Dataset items
******
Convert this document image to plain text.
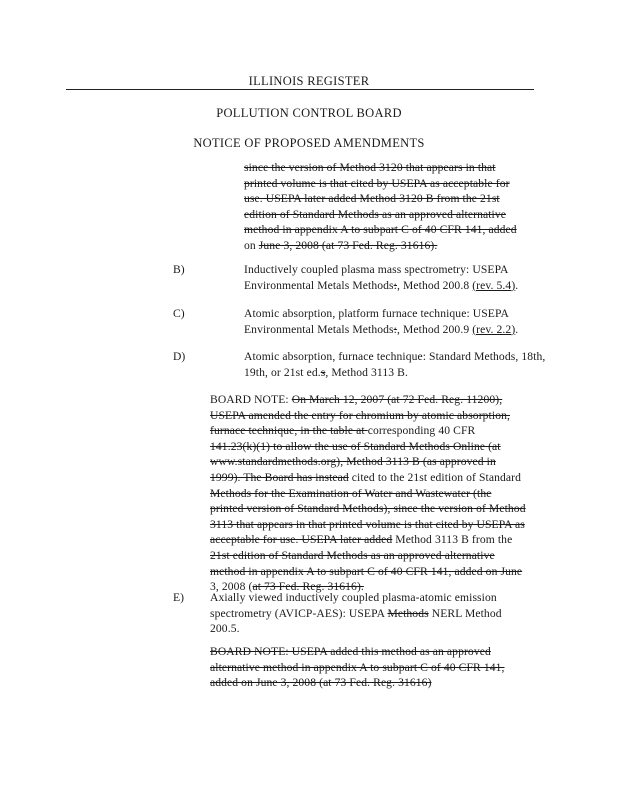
ILLINOIS REGISTER
POLLUTION CONTROL BOARD
NOTICE OF PROPOSED AMENDMENTS
since the version of Method 3120 that appears in that
printed volume is that cited by USEPA as acceptable for
use. USEPA later added Method 3120 B from the 21st
edition of Standard Methods as an approved alternative
method in appendix A to subpart C of 40 CFR 141, added
on June 3, 2008 (at 73 Fed. Reg. 31616).
B)	Inductively coupled plasma mass spectrometry: USEPA
Environmental Metals Methods:, Method 200.8 (rev. 5.4).
C)	Atomic absorption, platform furnace technique: USEPA
Environmental Metals Methods:, Method 200.9 (rev. 2.2).
D)	Atomic absorption, furnace technique: Standard Methods, 18th,
19th, or 21st ed.s, Method 3113 B.
BOARD NOTE: On March 12, 2007 (at 72 Fed. Reg. 11200),
USEPA amended the entry for chromium by atomic absorption,
furnace technique, in the table at corresponding 40 CFR
141.23(k)(1) to allow the use of Standard Methods Online (at
www.standardmethods.org), Method 3113 B (as approved in
1999). The Board has instead cited to the 21st edition of Standard
Methods for the Examination of Water and Wastewater (the
printed version of Standard Methods), since the version of Method
3113 that appears in that printed volume is that cited by USEPA as
acceptable for use. USEPA later added Method 3113 B from the
21st edition of Standard Methods as an approved alternative
method in appendix A to subpart C of 40 CFR 141, added on June
3, 2008 (at 73 Fed. Reg. 31616).
E) Axially viewed inductively coupled plasma-atomic emission
spectrometry (AVICP-AES): USEPA Methods NERL Method
200.5.
BOARD NOTE: USEPA added this method as an approved
alternative method in appendix A to subpart C of 40 CFR 141,
added on June 3, 2008 (at 73 Fed. Reg. 31616)
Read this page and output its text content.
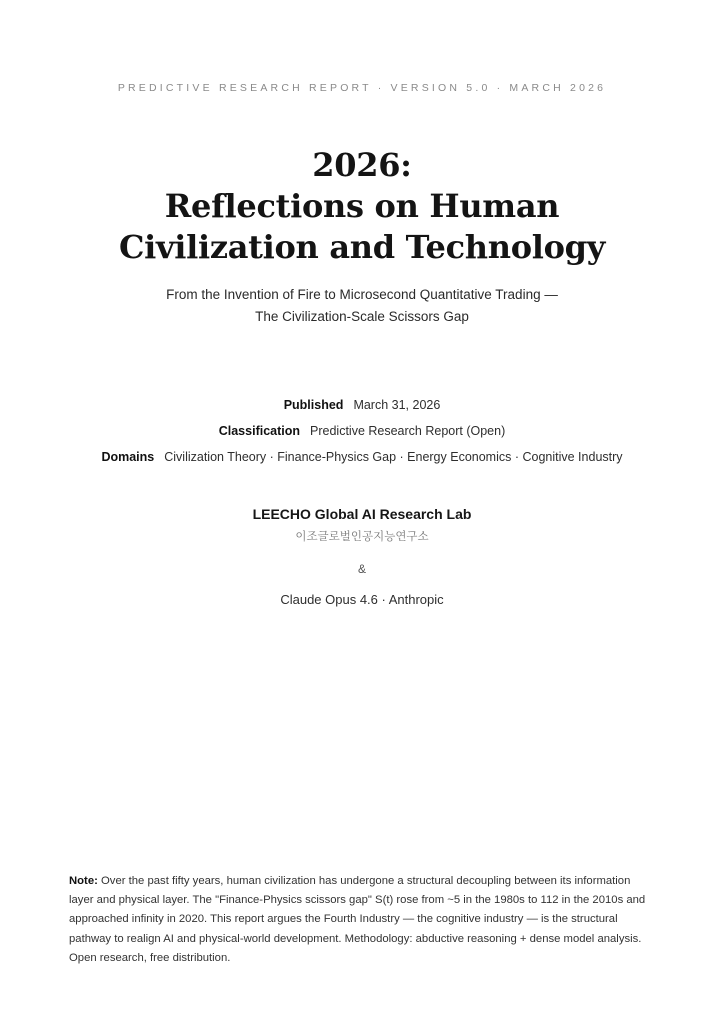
PREDICTIVE RESEARCH REPORT · VERSION 5.0 · MARCH 2026
2026:
Reflections on Human
Civilization and Technology
From the Invention of Fire to Microsecond Quantitative Trading —
The Civilization-Scale Scissors Gap
Published March 31, 2026
Classification Predictive Research Report (Open)
Domains Civilization Theory · Finance-Physics Gap · Energy Economics · Cognitive Industry
LEECHO Global AI Research Lab
이조글로벌인공지능연구소
&
Claude Opus 4.6 · Anthropic
Note: Over the past fifty years, human civilization has undergone a structural decoupling between its information layer and physical layer. The "Finance-Physics scissors gap" S(t) rose from ~5 in the 1980s to 112 in the 2010s and approached infinity in 2020. This report argues the Fourth Industry — the cognitive industry — is the structural pathway to realign AI and physical-world development. Methodology: abductive reasoning + dense model analysis. Open research, free distribution.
******
__Your goal__.
Where a line above holds the string "added", show that line.

__Complete answer__.
use. USEPA later added Method 3120 B from the 21st
method in appendix A to subpart C of 40 CFR 141, added
acceptable for use. USEPA later added Method 3113 B from the
method in appendix A to subpart C of 40 CFR 141, added on June
BOARD NOTE: USEPA added this method as an approved
added on June 3, 2008 (at 73 Fed. Reg. 31616)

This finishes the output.